(Data records)
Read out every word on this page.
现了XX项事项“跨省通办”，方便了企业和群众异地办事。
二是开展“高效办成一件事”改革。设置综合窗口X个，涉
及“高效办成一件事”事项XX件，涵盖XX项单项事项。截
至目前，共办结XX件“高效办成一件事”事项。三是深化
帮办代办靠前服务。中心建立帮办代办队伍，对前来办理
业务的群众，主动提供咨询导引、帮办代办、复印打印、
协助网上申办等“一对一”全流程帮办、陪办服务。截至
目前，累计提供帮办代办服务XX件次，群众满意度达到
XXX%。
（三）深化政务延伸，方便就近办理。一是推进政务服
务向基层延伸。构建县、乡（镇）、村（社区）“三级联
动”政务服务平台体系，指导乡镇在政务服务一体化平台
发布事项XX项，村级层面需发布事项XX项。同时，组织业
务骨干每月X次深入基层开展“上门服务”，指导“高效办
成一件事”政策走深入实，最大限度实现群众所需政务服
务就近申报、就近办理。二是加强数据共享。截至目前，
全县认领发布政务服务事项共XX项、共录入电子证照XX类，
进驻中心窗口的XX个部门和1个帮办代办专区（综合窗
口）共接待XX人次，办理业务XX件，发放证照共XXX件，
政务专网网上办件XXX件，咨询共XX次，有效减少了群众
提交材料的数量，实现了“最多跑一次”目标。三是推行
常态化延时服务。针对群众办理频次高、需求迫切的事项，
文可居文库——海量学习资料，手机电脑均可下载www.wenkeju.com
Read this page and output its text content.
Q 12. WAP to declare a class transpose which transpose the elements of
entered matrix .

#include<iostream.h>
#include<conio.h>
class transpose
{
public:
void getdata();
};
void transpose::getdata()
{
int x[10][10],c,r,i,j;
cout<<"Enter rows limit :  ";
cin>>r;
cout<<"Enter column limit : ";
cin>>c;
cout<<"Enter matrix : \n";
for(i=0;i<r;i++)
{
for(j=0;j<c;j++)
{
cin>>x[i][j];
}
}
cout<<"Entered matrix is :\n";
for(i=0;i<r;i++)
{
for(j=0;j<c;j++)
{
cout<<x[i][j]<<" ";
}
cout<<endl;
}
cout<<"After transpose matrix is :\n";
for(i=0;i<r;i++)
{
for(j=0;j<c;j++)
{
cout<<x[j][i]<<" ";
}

__Direction__: Retype the data in full and match it exactly.

__Answer to this task__:
Read out every word on this page.
现了XX项事项“跨省通办”，方便了企业和群众异地办事。
二是开展“高效办成一件事”改革。设置综合窗口X个，涉
及“高效办成一件事”事项XX件，涵盖XX项单项事项。截
至目前，共办结XX件“高效办成一件事”事项。三是深化
帮办代办靠前服务。中心建立帮办代办队伍，对前来办理
业务的群众，主动提供咨询导引、帮办代办、复印打印、
协助网上申办等“一对一”全流程帮办、陪办服务。截至
目前，累计提供帮办代办服务XX件次，群众满意度达到
XXX%。
（三）深化政务延伸，方便就近办理。一是推进政务服
务向基层延伸。构建县、乡（镇）、村（社区）“三级联
动”政务服务平台体系，指导乡镇在政务服务一体化平台
发布事项XX项，村级层面需发布事项XX项。同时，组织业
务骨干每月X次深入基层开展“上门服务”，指导“高效办
成一件事”政策走深入实，最大限度实现群众所需政务服
务就近申报、就近办理。二是加强数据共享。截至目前，
全县认领发布政务服务事项共XX项、共录入电子证照XX类，
进驻中心窗口的XX个部门和1个帮办代办专区（综合窗
口）共接待XX人次，办理业务XX件，发放证照共XXX件，
政务专网网上办件XXX件，咨询共XX次，有效减少了群众
提交材料的数量，实现了“最多跑一次”目标。三是推行
常态化延时服务。针对群众办理频次高、需求迫切的事项，
文可居文库——海量学习资料，手机电脑均可下载www.wenkeju.com
Read this page and output its text content.
Q 12. WAP to declare a class transpose which transpose the elements of
entered matrix .

#include<iostream.h>
#include<conio.h>
class transpose
{
public:
void getdata();
};
void transpose::getdata()
{
int x[10][10],c,r,i,j;
cout<<"Enter rows limit :  ";
cin>>r;
cout<<"Enter column limit : ";
cin>>c;
cout<<"Enter matrix : \n";
for(i=0;i<r;i++)
{
for(j=0;j<c;j++)
{
cin>>x[i][j];
}
}
cout<<"Entered matrix is :\n";
for(i=0;i<r;i++)
{
for(j=0;j<c;j++)
{
cout<<x[i][j]<<" ";
}
cout<<endl;
}
cout<<"After transpose matrix is :\n";
for(i=0;i<r;i++)
{
for(j=0;j<c;j++)
{
cout<<x[j][i]<<" ";
}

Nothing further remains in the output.